# WORK INSTRUCTIONS
Return each entry exactly, with none missing.

________________

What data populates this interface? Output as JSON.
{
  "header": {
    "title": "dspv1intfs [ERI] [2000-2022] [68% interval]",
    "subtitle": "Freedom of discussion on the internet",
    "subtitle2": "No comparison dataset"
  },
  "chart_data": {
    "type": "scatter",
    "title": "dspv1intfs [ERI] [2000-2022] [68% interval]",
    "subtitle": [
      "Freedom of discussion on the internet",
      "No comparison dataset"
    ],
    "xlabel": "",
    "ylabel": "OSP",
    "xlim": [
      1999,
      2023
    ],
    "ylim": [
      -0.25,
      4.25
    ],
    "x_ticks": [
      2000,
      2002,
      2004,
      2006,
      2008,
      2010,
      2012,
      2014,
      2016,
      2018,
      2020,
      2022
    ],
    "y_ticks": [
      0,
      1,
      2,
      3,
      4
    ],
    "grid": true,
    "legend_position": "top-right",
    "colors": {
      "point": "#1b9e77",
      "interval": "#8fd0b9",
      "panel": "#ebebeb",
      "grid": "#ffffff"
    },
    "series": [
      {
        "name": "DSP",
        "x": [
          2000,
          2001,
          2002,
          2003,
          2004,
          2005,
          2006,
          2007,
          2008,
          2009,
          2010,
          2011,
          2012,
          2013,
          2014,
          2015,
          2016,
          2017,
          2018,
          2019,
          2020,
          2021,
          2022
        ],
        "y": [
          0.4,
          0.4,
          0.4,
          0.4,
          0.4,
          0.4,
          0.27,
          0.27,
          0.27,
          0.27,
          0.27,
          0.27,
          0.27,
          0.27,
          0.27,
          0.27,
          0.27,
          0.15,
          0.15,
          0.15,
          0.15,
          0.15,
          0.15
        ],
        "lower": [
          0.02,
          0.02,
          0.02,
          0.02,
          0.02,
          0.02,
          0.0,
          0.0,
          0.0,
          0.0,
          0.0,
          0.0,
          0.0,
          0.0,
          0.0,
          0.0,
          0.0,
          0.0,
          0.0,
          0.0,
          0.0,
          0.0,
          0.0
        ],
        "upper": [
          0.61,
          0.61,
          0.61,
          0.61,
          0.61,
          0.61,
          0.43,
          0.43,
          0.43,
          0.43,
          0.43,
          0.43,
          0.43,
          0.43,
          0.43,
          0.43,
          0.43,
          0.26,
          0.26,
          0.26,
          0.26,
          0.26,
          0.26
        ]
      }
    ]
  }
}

________________

# SOLUTION TO THIS EXERCISE
What data populates this interface? Output as JSON.
{
  "header": {
    "title": "dspv1intfs [ERI] [2000-2022] [68% interval]",
    "subtitle": "Freedom of discussion on the internet",
    "subtitle2": "No comparison dataset"
  },
  "chart_data": {
    "type": "scatter",
    "title": "dspv1intfs [ERI] [2000-2022] [68% interval]",
    "subtitle": [
      "Freedom of discussion on the internet",
      "No comparison dataset"
    ],
    "xlabel": "",
    "ylabel": "OSP",
    "xlim": [
      1999,
      2023
    ],
    "ylim": [
      -0.25,
      4.25
    ],
    "x_ticks": [
      2000,
      2002,
      2004,
      2006,
      2008,
      2010,
      2012,
      2014,
      2016,
      2018,
      2020,
      2022
    ],
    "y_ticks": [
      0,
      1,
      2,
      3,
      4
    ],
    "grid": true,
    "legend_position": "top-right",
    "colors": {
      "point": "#1b9e77",
      "interval": "#8fd0b9",
      "panel": "#ebebeb",
      "grid": "#ffffff"
    },
    "series": [
      {
        "name": "DSP",
        "x": [
          2000,
          2001,
          2002,
          2003,
          2004,
          2005,
          2006,
          2007,
          2008,
          2009,
          2010,
          2011,
          2012,
          2013,
          2014,
          2015,
          2016,
          2017,
          2018,
          2019,
          2020,
          2021,
          2022
        ],
        "y": [
          0.4,
          0.4,
          0.4,
          0.4,
          0.4,
          0.4,
          0.27,
          0.27,
          0.27,
          0.27,
          0.27,
          0.27,
          0.27,
          0.27,
          0.27,
          0.27,
          0.27,
          0.15,
          0.15,
          0.15,
          0.15,
          0.15,
          0.15
        ],
        "lower": [
          0.02,
          0.02,
          0.02,
          0.02,
          0.02,
          0.02,
          0.0,
          0.0,
          0.0,
          0.0,
          0.0,
          0.0,
          0.0,
          0.0,
          0.0,
          0.0,
          0.0,
          0.0,
          0.0,
          0.0,
          0.0,
          0.0,
          0.0
        ],
        "upper": [
          0.61,
          0.61,
          0.61,
          0.61,
          0.61,
          0.61,
          0.43,
          0.43,
          0.43,
          0.43,
          0.43,
          0.43,
          0.43,
          0.43,
          0.43,
          0.43,
          0.43,
          0.26,
          0.26,
          0.26,
          0.26,
          0.26,
          0.26
        ]
      }
    ]
  }
}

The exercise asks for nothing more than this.